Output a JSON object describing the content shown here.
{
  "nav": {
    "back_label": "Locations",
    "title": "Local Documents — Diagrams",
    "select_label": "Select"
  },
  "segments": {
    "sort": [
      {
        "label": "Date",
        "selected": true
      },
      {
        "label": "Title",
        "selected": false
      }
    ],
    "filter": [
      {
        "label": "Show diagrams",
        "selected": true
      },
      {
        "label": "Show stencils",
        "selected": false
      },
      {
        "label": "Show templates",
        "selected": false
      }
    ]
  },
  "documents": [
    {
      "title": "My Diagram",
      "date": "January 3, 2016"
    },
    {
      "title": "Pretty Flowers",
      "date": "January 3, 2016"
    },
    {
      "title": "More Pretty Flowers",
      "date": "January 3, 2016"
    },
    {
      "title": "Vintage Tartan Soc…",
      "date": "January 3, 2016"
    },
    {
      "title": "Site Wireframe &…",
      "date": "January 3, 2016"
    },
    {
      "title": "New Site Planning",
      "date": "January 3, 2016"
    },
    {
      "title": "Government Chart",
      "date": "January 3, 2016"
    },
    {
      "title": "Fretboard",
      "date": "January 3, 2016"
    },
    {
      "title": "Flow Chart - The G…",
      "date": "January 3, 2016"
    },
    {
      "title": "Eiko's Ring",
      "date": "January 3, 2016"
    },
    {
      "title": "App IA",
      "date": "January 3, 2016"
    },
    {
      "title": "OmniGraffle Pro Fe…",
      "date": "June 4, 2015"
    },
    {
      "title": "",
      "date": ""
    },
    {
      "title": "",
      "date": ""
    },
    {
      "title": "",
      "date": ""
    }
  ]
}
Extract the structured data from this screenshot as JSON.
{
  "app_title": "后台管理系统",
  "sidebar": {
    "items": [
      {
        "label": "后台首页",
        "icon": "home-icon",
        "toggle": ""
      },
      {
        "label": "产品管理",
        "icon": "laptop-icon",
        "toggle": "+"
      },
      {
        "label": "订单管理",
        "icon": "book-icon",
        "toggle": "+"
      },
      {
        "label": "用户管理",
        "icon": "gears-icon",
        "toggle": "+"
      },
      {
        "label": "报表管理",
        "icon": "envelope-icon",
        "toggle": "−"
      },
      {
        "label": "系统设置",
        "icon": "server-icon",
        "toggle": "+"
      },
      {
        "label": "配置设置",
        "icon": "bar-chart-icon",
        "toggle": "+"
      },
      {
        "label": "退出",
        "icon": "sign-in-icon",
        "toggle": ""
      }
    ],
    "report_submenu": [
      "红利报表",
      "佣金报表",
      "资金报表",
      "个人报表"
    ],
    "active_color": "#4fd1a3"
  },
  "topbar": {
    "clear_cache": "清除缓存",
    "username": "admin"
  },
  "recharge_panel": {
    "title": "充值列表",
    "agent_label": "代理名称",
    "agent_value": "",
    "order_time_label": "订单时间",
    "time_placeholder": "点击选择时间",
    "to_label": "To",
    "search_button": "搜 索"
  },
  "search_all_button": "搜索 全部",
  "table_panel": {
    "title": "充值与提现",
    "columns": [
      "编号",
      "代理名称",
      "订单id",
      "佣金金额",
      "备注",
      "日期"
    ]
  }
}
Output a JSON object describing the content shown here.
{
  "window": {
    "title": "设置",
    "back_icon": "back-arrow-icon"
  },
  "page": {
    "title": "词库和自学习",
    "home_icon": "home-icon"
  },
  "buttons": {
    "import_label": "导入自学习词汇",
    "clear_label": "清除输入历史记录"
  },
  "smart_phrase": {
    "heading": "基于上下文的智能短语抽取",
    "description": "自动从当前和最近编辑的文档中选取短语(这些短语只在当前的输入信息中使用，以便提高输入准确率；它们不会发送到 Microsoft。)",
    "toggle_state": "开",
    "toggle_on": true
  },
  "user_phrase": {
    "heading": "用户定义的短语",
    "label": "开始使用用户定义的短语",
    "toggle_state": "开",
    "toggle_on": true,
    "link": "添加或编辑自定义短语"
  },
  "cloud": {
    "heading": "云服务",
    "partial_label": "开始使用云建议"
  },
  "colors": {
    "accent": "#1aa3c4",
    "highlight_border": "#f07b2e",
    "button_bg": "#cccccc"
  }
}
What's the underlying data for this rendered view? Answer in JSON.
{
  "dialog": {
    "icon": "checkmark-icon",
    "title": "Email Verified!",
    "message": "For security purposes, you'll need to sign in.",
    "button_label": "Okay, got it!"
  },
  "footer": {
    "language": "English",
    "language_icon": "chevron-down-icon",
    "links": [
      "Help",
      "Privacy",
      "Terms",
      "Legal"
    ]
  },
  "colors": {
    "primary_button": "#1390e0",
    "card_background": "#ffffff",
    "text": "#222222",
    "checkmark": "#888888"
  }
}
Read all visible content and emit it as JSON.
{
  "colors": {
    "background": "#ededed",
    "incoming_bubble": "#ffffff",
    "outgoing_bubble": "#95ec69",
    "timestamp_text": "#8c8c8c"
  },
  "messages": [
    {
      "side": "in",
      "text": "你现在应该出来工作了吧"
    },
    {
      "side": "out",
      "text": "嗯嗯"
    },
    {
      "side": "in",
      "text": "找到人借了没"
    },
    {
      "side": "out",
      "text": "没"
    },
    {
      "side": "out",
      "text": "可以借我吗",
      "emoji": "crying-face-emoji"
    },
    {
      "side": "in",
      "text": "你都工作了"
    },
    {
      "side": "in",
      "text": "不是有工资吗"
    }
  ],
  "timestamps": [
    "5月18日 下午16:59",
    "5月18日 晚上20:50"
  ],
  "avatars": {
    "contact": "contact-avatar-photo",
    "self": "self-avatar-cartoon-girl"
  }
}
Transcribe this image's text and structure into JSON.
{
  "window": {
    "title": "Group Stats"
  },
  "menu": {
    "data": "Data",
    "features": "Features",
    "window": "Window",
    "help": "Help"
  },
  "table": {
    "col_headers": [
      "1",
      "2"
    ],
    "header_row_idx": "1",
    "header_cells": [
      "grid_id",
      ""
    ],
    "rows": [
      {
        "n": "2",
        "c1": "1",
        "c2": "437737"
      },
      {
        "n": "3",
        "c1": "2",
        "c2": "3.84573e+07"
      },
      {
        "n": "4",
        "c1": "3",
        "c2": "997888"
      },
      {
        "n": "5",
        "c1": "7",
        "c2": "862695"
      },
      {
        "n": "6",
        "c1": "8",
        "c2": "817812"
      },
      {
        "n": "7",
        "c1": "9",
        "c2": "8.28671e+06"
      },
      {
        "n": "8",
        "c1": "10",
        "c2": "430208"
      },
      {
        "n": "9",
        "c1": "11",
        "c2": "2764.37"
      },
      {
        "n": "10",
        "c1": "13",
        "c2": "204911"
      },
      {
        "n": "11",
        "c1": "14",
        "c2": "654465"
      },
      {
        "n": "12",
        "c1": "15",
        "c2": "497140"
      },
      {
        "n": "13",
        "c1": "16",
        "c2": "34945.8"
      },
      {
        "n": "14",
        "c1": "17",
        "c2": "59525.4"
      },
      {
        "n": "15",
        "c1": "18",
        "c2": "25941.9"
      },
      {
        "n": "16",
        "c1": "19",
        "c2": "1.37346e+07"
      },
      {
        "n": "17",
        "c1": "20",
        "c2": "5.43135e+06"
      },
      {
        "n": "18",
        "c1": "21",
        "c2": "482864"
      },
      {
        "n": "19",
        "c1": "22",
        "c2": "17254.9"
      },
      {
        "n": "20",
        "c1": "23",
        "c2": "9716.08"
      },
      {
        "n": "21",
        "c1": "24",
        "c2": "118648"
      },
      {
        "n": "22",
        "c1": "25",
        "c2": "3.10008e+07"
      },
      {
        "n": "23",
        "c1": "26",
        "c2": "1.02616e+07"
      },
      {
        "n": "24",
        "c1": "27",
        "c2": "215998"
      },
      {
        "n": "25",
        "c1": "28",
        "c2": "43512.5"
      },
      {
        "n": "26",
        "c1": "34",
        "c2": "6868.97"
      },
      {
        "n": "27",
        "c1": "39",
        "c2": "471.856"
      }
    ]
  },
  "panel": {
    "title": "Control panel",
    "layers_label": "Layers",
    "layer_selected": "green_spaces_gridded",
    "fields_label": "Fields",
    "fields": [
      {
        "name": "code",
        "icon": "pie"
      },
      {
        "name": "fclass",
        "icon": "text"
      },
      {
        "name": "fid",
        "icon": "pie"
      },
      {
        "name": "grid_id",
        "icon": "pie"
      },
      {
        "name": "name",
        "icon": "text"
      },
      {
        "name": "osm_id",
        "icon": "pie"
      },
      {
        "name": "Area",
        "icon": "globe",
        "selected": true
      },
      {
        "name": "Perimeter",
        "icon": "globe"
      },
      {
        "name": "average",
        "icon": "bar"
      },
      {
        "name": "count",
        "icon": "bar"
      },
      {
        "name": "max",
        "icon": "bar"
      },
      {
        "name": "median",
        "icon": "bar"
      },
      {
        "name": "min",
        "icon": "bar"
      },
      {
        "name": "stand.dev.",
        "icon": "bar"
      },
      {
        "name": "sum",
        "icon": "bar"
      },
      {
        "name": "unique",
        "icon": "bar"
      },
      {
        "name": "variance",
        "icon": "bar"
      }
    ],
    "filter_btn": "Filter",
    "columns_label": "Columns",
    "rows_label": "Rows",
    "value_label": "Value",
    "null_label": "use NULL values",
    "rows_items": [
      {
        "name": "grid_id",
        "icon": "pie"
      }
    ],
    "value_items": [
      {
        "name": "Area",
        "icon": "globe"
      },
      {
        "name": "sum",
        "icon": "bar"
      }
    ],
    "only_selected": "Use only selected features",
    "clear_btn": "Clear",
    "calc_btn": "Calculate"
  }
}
......
Copy each line that holds the word "heading".

Task result:
    "heading": "基于上下文的智能短语抽取",
    "heading": "用户定义的短语",
    "heading": "云服务",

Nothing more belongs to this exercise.